*WHAT YOU SHOULD DO*
Lay out the rows as a numbered list, starting with the first row below and ending with the row that contains "staticText: £3.00 [79, 391, 97, 400]", and skip any blank lines.

*PROVIDED RECORDS*
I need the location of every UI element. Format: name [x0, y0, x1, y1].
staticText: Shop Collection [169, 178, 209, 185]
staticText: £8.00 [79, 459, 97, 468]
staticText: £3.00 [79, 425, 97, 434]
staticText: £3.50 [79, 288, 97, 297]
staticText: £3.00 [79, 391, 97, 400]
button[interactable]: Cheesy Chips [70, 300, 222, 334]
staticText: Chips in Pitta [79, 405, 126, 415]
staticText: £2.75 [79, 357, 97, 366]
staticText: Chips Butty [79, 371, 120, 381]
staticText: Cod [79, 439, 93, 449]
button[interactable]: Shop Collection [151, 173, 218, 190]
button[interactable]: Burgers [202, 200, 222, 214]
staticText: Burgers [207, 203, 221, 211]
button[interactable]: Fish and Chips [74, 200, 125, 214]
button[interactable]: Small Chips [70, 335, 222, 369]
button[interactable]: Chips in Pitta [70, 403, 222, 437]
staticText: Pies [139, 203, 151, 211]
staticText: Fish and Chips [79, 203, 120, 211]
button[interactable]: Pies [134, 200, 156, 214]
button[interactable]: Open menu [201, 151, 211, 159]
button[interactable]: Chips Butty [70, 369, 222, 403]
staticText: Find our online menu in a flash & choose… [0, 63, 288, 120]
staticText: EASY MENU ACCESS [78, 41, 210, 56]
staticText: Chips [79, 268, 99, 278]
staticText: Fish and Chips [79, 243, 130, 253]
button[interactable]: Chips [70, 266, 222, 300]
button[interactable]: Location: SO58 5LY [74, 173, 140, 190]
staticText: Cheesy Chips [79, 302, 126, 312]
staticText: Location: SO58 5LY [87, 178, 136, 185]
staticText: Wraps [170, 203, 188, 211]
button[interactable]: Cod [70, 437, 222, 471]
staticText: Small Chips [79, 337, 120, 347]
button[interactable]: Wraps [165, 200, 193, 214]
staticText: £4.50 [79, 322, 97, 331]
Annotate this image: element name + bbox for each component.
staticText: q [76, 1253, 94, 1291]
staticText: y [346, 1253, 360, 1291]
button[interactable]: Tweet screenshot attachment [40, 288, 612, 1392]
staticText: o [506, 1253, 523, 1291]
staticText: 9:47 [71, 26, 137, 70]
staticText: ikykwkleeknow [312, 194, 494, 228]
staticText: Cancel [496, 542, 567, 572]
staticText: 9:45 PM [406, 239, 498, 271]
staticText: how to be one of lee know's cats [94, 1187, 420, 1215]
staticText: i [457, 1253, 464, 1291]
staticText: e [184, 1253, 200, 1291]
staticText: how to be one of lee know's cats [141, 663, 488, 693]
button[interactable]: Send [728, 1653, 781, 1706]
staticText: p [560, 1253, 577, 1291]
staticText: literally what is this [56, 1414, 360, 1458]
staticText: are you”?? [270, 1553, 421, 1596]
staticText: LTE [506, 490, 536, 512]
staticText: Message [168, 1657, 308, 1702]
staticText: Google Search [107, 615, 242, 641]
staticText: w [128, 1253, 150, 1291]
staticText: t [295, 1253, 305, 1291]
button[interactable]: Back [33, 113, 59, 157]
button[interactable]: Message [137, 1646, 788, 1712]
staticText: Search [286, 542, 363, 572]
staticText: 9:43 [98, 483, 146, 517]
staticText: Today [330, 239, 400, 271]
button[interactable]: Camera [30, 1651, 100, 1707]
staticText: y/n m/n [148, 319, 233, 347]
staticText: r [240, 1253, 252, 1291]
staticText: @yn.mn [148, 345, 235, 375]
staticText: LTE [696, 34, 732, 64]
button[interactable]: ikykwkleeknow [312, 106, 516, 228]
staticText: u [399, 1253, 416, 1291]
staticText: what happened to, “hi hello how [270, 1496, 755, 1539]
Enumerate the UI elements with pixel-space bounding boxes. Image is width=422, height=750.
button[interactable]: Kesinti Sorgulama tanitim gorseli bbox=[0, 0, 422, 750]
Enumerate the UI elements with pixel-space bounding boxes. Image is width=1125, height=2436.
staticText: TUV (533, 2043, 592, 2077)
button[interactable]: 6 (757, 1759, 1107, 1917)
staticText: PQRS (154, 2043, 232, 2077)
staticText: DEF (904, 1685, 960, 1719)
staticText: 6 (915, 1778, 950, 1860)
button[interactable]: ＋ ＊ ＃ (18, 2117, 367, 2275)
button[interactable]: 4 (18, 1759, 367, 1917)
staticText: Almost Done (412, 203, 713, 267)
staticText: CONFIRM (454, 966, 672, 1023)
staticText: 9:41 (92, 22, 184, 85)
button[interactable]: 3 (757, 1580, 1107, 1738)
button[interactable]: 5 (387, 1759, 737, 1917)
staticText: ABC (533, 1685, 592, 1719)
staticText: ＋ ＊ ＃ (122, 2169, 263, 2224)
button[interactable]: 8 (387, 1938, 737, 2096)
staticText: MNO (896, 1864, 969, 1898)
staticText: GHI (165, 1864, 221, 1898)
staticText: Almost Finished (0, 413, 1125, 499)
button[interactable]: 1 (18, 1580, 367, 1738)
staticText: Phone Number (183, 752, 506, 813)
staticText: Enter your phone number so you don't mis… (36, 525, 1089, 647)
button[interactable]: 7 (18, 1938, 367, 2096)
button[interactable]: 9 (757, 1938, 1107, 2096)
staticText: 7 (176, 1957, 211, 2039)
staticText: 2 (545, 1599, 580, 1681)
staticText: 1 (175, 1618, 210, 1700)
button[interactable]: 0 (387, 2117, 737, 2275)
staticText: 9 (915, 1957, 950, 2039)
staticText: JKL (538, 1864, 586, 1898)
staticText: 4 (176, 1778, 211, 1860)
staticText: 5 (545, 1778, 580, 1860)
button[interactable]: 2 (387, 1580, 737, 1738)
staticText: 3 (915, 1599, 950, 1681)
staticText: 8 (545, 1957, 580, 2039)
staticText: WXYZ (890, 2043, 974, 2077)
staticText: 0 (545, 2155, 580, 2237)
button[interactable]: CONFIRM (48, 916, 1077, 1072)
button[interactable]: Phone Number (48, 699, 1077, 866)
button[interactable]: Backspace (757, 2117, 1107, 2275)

*THE REPLY*
1. I need the location of every UI element. Format: name [x0, y0, x1, y1].
2. staticText: Shop Collection [169, 178, 209, 185]
3. staticText: £8.00 [79, 459, 97, 468]
4. staticText: £3.00 [79, 425, 97, 434]
5. staticText: £3.50 [79, 288, 97, 297]
6. staticText: £3.00 [79, 391, 97, 400]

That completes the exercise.